What to produce -> Copy out each line below that has the word "เพลย" in it.

(Data excerpts)
::::

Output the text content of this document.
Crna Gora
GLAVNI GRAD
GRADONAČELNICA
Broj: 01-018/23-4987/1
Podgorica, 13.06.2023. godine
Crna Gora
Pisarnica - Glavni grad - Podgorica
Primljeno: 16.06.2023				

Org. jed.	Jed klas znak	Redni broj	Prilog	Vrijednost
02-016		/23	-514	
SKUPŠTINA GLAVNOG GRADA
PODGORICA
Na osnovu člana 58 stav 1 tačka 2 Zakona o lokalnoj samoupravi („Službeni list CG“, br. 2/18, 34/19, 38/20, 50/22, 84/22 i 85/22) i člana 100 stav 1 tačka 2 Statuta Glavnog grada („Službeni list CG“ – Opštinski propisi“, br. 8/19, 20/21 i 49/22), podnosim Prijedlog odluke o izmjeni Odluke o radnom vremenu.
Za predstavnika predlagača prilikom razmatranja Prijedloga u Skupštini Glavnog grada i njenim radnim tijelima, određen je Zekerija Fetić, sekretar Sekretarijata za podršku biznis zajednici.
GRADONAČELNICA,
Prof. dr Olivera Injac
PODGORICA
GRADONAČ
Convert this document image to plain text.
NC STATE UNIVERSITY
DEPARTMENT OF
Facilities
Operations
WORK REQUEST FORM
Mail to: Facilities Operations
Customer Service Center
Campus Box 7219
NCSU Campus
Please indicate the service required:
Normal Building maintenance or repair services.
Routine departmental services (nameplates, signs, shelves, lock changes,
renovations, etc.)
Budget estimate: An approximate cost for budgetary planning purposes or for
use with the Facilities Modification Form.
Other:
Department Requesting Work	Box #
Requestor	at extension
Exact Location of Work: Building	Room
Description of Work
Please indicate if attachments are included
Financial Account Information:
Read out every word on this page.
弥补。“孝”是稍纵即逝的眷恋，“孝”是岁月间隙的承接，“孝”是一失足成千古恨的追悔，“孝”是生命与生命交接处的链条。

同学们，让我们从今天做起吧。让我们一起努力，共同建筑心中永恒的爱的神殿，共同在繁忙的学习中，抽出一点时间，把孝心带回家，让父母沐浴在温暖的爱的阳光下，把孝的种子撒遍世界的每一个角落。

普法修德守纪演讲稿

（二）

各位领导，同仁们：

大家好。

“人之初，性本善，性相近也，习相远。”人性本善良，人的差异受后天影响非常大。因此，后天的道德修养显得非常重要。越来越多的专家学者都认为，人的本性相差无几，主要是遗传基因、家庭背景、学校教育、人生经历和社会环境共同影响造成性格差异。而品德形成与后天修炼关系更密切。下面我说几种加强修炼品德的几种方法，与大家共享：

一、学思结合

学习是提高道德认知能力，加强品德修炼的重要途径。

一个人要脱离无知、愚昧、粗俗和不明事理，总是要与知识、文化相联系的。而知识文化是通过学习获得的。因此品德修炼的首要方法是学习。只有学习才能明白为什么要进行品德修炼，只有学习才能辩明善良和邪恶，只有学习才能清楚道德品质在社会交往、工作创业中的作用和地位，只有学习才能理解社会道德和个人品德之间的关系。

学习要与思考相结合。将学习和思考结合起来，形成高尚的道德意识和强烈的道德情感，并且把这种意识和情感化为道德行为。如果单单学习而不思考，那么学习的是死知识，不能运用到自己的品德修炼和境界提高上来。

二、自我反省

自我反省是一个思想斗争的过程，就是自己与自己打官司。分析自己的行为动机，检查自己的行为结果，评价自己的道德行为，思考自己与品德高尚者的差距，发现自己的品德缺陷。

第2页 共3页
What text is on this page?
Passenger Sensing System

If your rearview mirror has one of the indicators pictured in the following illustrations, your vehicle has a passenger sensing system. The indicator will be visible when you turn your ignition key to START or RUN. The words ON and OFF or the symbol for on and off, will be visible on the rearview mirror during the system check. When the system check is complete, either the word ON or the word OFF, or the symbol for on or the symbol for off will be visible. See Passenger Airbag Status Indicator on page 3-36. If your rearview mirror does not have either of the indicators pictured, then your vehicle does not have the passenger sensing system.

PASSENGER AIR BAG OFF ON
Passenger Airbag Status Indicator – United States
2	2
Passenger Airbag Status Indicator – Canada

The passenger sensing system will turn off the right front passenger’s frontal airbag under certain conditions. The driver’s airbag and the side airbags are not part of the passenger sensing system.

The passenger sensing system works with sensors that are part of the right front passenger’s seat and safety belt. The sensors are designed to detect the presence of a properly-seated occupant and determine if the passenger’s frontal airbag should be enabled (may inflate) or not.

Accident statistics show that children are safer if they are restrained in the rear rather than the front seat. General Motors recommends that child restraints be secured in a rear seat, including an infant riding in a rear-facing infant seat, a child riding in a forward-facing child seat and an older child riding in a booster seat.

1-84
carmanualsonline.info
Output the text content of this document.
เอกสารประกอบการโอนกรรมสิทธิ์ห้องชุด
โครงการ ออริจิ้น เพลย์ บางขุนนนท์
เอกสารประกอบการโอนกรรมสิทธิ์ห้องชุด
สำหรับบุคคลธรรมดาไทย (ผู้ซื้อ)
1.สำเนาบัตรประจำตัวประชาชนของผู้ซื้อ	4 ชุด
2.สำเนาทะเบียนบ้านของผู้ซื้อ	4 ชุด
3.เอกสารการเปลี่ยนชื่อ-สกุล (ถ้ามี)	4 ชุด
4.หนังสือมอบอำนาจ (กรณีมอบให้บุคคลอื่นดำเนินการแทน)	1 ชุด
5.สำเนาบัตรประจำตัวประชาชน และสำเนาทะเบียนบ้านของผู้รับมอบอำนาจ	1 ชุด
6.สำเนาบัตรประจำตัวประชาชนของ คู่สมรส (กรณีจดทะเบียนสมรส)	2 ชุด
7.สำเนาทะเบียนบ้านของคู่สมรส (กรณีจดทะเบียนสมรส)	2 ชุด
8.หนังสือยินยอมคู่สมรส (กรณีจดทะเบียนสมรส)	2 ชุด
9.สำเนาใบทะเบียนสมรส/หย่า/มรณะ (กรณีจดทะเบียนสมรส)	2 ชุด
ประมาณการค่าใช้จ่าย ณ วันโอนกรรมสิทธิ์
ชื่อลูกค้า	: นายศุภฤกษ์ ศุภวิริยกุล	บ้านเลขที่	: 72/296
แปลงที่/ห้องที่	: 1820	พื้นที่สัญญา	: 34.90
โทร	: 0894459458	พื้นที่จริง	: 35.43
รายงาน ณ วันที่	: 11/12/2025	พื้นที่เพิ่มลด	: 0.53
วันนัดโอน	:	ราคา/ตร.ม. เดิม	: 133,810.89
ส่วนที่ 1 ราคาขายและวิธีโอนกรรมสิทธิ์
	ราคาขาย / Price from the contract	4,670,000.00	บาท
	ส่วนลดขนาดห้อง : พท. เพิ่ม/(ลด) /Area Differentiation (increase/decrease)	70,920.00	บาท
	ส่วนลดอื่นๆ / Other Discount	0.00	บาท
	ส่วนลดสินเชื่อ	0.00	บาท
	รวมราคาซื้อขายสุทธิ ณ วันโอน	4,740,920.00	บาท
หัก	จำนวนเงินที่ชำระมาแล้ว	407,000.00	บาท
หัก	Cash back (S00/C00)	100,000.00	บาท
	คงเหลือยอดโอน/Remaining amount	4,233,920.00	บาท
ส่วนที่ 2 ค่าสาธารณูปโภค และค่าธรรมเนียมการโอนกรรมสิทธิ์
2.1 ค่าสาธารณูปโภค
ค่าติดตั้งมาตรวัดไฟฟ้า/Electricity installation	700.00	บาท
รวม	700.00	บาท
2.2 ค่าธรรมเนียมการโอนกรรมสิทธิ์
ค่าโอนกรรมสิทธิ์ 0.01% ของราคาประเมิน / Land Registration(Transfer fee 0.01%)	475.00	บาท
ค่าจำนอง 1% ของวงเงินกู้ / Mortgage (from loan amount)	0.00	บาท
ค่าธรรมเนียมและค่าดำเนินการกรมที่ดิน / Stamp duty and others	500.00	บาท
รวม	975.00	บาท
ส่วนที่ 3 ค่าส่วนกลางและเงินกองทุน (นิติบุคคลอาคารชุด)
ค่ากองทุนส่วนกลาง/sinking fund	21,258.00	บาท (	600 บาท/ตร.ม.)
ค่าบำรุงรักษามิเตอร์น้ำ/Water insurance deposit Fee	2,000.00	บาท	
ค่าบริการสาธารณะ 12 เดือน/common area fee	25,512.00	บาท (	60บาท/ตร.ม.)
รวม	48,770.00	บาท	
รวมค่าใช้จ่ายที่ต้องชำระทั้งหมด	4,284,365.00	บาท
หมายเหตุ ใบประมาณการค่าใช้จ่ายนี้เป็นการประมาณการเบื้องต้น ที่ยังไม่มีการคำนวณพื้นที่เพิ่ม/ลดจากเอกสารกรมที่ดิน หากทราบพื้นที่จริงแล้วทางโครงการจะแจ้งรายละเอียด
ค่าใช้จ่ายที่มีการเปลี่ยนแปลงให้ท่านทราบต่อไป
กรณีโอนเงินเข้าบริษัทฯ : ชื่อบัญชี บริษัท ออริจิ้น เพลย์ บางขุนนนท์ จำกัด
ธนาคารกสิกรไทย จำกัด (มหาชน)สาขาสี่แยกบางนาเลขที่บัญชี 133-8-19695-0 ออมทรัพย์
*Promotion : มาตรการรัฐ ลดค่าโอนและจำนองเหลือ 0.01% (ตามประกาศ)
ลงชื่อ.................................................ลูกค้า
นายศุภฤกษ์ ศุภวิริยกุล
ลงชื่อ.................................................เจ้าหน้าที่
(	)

::::

Result of the task ->
โครงการ ออริจิ้น เพลย์ บางขุนนนท์
กรณีโอนเงินเข้าบริษัทฯ : ชื่อบัญชี บริษัท ออริจิ้น เพลย์ บางขุนนนท์ จำกัด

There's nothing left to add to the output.